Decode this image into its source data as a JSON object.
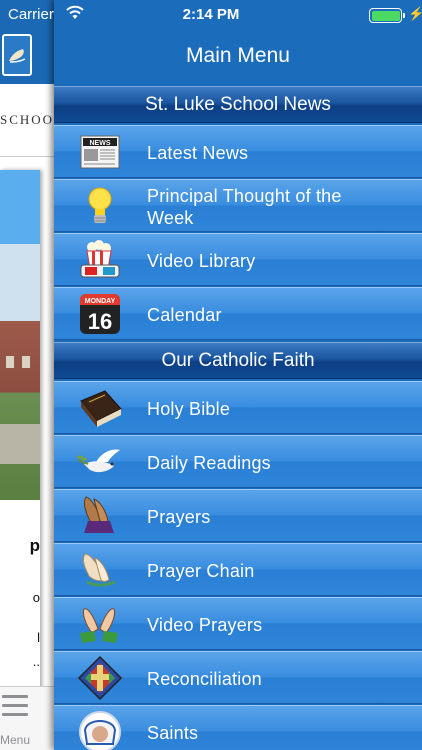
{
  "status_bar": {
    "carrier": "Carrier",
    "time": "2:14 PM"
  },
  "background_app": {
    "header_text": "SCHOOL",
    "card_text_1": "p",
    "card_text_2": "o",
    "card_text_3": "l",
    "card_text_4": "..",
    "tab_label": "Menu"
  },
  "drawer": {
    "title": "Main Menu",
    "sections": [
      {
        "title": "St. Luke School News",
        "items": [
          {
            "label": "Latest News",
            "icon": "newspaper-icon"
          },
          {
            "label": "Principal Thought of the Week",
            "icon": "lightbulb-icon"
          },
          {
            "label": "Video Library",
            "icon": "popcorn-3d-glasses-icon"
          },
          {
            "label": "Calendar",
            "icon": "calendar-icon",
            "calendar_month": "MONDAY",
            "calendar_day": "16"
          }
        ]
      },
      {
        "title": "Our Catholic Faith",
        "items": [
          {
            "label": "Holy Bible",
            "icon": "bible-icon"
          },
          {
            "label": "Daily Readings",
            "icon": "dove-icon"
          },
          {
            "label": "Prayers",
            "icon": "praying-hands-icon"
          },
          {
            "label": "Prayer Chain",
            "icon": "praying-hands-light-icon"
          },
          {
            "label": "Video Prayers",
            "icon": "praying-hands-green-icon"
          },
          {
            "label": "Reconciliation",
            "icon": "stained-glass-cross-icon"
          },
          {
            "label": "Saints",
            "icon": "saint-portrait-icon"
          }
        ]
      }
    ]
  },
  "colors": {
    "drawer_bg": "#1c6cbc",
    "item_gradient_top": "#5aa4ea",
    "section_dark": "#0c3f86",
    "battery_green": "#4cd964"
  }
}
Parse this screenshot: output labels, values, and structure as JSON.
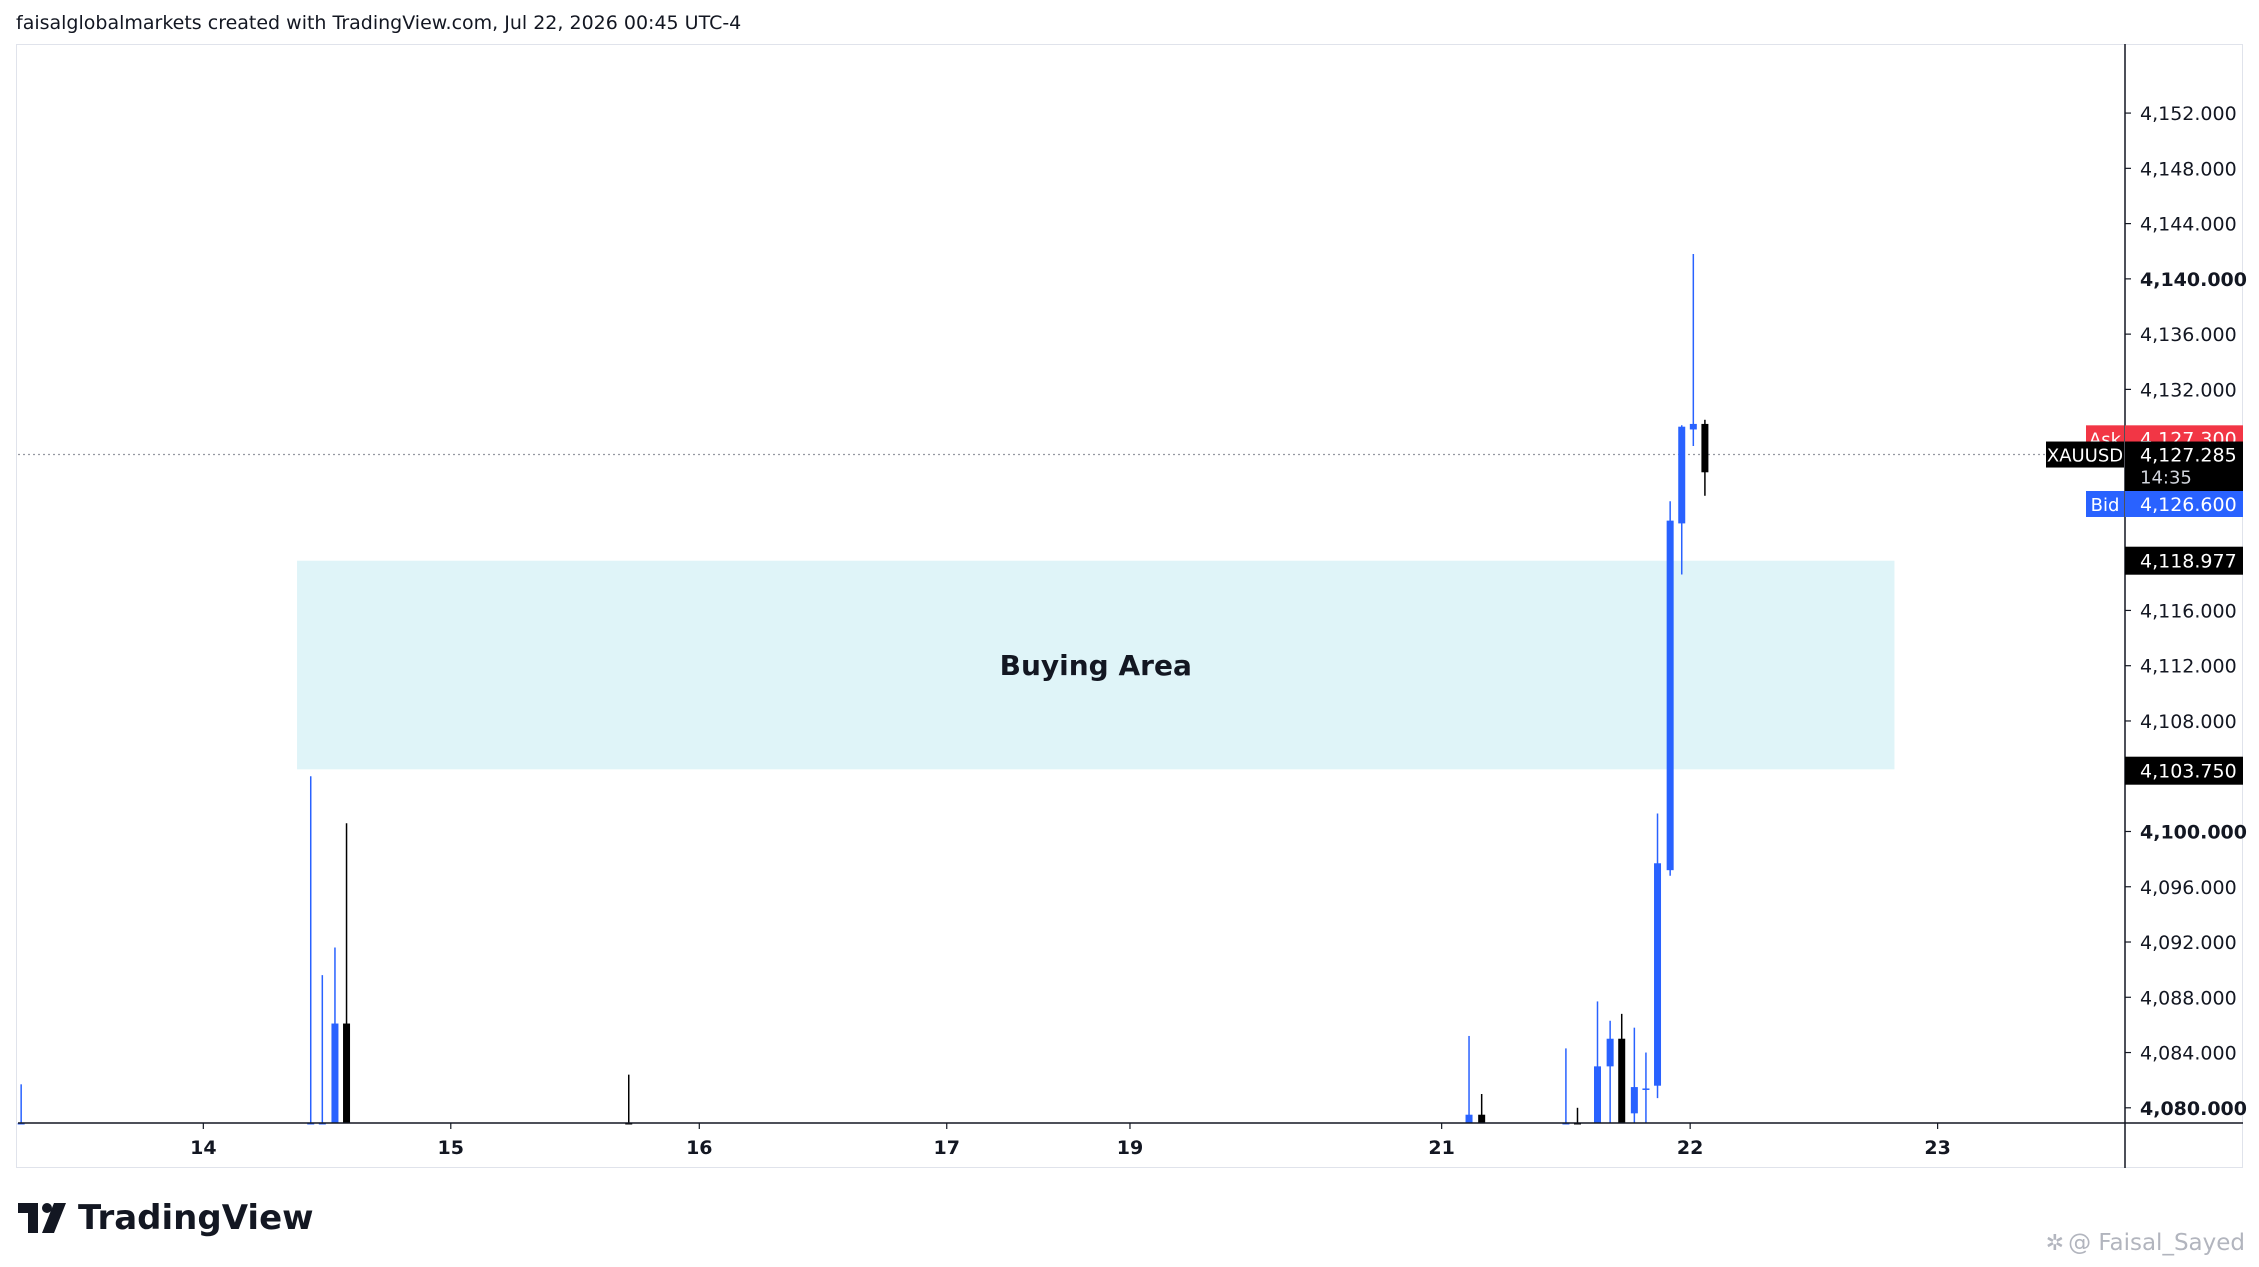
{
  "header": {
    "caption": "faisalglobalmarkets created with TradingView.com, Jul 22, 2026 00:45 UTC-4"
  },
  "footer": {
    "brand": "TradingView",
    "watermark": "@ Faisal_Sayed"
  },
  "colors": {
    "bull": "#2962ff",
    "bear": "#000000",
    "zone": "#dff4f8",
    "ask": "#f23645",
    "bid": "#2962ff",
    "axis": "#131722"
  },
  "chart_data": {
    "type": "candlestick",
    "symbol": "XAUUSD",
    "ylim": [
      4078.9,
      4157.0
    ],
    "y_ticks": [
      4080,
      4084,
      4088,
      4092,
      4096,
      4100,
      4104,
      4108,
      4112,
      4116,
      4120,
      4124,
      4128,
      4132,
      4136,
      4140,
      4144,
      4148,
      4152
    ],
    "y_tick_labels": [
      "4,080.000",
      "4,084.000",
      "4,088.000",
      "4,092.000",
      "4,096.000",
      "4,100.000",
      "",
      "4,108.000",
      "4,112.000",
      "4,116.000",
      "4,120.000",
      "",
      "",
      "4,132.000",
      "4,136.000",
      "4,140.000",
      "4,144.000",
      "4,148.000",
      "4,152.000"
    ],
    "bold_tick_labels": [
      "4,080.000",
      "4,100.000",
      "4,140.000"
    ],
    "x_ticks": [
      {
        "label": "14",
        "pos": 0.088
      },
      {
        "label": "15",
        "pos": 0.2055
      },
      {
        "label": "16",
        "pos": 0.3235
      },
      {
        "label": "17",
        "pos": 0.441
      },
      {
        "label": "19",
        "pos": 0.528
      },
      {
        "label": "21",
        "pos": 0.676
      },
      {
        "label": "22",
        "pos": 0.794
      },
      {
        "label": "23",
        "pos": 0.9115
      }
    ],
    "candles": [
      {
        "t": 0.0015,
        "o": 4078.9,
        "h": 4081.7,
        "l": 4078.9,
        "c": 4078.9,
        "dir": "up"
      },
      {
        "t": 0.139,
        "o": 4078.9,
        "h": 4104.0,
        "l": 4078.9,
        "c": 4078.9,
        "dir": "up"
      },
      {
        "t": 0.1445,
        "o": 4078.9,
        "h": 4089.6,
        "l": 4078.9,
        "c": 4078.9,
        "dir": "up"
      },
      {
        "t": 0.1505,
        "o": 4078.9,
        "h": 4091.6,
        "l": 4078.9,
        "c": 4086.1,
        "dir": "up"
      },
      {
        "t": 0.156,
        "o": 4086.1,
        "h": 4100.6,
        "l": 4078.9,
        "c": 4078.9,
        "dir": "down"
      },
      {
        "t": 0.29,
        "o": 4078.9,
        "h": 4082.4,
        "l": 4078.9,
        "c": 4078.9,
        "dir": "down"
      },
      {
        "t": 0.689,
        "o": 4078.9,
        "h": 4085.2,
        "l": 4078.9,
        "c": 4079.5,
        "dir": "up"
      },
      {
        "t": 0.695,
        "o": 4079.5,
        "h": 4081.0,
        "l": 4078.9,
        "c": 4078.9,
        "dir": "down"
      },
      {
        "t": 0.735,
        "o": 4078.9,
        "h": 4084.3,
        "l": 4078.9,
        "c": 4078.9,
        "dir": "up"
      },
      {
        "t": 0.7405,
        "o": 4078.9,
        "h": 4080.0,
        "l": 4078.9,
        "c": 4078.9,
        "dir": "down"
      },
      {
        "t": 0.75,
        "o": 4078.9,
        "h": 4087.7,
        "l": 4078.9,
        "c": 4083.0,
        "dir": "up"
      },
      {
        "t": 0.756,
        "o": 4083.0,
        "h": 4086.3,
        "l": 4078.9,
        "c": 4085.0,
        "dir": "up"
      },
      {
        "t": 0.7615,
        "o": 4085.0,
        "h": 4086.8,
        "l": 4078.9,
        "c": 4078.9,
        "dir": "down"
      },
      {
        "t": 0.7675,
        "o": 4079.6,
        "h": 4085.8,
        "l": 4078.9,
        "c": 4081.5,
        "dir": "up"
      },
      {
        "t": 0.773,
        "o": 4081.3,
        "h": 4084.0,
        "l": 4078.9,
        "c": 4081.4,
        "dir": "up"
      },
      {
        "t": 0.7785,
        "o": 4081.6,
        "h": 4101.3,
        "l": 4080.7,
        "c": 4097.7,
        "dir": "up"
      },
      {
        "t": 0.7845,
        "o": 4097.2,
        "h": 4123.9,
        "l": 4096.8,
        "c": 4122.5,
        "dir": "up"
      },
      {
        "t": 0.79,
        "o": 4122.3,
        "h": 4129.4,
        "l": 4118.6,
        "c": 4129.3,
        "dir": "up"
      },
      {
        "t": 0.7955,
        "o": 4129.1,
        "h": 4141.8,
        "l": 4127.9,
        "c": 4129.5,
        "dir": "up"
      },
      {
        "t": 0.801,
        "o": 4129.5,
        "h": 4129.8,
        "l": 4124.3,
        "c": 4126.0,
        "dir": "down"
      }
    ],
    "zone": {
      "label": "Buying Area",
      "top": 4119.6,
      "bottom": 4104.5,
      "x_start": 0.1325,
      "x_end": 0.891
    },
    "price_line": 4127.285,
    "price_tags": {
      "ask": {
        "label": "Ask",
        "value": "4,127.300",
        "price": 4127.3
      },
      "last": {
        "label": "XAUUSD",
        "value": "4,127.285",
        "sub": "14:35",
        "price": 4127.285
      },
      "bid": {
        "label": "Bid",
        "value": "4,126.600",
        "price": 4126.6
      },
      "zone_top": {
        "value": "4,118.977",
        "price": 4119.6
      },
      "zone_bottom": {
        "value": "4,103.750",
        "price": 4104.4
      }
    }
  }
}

» **Written request**
The lines above form a set of records; determine how many of them contain the string "JSON" and give that number alone.

» **Result below**
2